[RECORD SET]
● ● ●

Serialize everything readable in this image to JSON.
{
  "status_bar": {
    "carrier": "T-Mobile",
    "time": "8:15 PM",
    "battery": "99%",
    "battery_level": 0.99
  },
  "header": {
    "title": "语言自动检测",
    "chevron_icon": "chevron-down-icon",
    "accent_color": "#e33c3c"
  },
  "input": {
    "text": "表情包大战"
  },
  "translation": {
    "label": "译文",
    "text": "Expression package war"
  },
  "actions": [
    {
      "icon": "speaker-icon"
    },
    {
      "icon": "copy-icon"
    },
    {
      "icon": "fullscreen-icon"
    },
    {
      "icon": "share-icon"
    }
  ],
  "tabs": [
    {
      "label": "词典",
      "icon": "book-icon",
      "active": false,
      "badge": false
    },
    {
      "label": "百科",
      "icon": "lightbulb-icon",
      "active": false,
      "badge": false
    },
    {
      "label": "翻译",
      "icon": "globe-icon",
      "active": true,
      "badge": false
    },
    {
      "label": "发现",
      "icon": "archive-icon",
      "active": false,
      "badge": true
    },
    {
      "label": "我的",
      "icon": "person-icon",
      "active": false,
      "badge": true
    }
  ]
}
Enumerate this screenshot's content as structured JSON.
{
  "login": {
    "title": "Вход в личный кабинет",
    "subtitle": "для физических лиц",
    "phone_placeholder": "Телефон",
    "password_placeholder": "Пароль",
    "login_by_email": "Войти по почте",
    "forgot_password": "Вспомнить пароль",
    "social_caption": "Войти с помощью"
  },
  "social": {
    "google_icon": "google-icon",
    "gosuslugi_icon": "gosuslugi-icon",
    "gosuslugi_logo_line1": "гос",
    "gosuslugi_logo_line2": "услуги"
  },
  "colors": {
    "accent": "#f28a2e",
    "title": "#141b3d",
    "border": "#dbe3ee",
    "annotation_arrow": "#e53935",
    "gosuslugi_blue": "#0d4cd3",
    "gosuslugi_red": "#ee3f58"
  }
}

● ● ●

[PROBLEM REQUIREMENTS] Return the lines of the records that include the string "Войти".

[WRITTEN RESPONSE]
    "login_by_email": "Войти по почте",
    "social_caption": "Войти с помощью"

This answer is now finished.